# Provided text
--*--
  6. Several studies, including a 2017 epidemiological assessment in the Orthopaedic Journal of Sports Medicine and a 2018 study of concussion incidence among young athletes in the Archives of Clinical Neuropsychology show that, contrary to historical assumptions, in many settings, female athletes are at higher concussion risk than their male counterparts, particularly female soccer players. Other studies on neck strength (Journal of Athletic Training, 2017), symptom reporting (Journal of Adolescence, 2017), and hormonal factors (Obstetrics and Gynecology, 2017) are beginning to explore the potential drivers for these gender differences, but more research is needed.
  7. A 2016 study, Sports- and Recreation-Related Concussions in U.S. Youth, in the journal Pediatrics, offers one of the most detailed estimates of pediatric sports- and recreation-related concussions in the United States. It finds that American children experience between 1.1 – 1.9 million sports- and recreation-related concussions annually. Other studies in Health Education and Behavior (2017) and Child: Care, Health, and Development (2017) describe the risks and social challenges related to underreporting of concussions among young children and youth athletes. These and other studies emphasize the role of educating parents about ways to reduce concussion risks.
  8. Two 2012 papers in Current Translational Geriatrics and Experimental Gerontology ReportsMild Traumatic Brain Injury among the Geriatric Population and Traumatic Brain Injury in the Elderly: Is it as Bad as we Think?—describe the landscape of risks related to mild traumatic brain injury for elderly adults.
  9. A 2018 report, Protecting Warfighters from Blast Injury, published by the Center for a New American Security (an independent, bipartisan, nonprofit think tank) summarizes several studies by the Department of Defense about the incidence and impact of explosive-blast exposures on the brain health of servicemembers. A 2013 report by the CDC to Congress, Understanding the Public Health Problem among Current and Former Military Personnel, found that from 2000 to 2011, 4.2 percent of servicemembers across all components of the U.S. military were diagnosed with TBI, mostly in the “mild” category. The report also outlines the challenges associated with data gathering on TBI among active duty servicemembers and estimates the economic cost of TBI in the military.
--*--
(Collected data entries)
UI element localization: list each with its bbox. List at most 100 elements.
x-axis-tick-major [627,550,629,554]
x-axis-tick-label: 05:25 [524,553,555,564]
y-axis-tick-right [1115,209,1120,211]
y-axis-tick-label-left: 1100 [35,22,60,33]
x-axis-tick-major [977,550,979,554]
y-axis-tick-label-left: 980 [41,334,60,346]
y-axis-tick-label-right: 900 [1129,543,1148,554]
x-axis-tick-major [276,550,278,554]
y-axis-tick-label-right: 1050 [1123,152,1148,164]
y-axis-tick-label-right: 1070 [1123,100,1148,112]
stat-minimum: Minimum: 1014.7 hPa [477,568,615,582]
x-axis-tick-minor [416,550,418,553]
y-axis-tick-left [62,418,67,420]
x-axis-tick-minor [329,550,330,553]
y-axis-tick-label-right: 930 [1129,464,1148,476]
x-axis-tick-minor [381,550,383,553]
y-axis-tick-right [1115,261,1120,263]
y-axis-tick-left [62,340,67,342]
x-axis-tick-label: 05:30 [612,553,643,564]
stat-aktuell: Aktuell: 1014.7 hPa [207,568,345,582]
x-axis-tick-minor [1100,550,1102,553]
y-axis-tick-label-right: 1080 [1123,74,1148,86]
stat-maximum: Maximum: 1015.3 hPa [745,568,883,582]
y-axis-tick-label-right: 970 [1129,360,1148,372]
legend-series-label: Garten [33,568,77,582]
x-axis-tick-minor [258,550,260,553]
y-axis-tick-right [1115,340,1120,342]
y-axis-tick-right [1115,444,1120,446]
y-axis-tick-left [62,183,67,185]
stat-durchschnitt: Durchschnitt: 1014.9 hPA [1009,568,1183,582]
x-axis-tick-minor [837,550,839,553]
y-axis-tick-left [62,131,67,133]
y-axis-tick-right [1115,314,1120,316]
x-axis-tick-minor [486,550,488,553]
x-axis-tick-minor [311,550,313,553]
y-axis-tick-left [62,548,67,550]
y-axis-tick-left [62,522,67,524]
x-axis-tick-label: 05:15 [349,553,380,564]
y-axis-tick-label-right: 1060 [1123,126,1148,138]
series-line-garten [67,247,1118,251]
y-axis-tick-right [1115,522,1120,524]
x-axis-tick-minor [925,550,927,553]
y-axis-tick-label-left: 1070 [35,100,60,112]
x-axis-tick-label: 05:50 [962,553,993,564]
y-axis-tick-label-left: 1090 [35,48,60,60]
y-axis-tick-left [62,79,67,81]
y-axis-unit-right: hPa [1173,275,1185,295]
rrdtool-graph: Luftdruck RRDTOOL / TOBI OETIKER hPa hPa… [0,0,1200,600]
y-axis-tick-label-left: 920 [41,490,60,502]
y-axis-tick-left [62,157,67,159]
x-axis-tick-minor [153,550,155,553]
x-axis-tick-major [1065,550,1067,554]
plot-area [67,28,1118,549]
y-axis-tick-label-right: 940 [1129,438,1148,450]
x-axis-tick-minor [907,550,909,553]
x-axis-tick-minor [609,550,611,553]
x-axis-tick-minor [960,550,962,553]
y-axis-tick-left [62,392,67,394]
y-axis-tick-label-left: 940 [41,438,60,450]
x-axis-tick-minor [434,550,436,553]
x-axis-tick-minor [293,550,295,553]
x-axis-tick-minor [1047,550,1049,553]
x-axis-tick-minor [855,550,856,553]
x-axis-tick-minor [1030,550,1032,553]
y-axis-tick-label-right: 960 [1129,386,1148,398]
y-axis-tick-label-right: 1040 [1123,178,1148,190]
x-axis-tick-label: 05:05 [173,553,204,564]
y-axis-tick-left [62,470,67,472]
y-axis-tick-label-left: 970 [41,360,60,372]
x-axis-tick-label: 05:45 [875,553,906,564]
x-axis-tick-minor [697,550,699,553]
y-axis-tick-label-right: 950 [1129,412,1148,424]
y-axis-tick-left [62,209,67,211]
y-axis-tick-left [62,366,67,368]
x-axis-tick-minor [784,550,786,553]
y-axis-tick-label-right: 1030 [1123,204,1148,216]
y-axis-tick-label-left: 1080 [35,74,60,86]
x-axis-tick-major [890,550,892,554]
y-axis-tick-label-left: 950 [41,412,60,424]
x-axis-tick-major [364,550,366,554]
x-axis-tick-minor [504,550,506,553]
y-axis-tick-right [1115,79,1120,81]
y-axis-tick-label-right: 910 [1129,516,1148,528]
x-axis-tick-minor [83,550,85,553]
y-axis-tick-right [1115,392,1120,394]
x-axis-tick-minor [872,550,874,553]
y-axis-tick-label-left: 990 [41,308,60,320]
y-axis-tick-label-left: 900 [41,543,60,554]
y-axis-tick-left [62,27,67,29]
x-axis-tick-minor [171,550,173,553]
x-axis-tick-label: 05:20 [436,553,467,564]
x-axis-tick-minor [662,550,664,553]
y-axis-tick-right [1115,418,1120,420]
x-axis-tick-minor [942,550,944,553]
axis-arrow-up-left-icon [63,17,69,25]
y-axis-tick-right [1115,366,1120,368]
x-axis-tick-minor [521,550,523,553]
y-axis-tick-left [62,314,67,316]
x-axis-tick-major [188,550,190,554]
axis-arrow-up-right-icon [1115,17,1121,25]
--*--
# Using the information
a) Decide whether each statement agrees with the text on brain injury research, answering yes or no and quoting the exact words of the text that settle it: (i) A 2016 study estimates that American children have between 1.1 and 1.9 million sports- and recreation-related concussions each year. (ii) The 2013 CDC report found that most TBI diagnoses among servicemembers from 2000 to 2011 were in the "severe" category. (iii) The text treats research on the drivers of gender differences in concussion risk as complete.
b) Answer these questions from the text on brain injury research:
(i) Which organization published the 2018 report Protecting Warfighters from Blast Injury?
(ii) Female players of which sport does the text single out as being at higher concussion risk?
(iii) What percentage of servicemembers were diagnosed with TBI from 2000 to 2011?
This listing comes from a different source than the text.

# Answer section
a)
(i) Yes: "American children experience between 1.1 – 1.9 million sports- and recreation-related concussions annually"
(ii) No: "mostly in the “mild” category"
(iii) No: "but more research is needed"

b)
(i) The Center for a New American Security
(ii) Soccer
(iii) 4.2 percent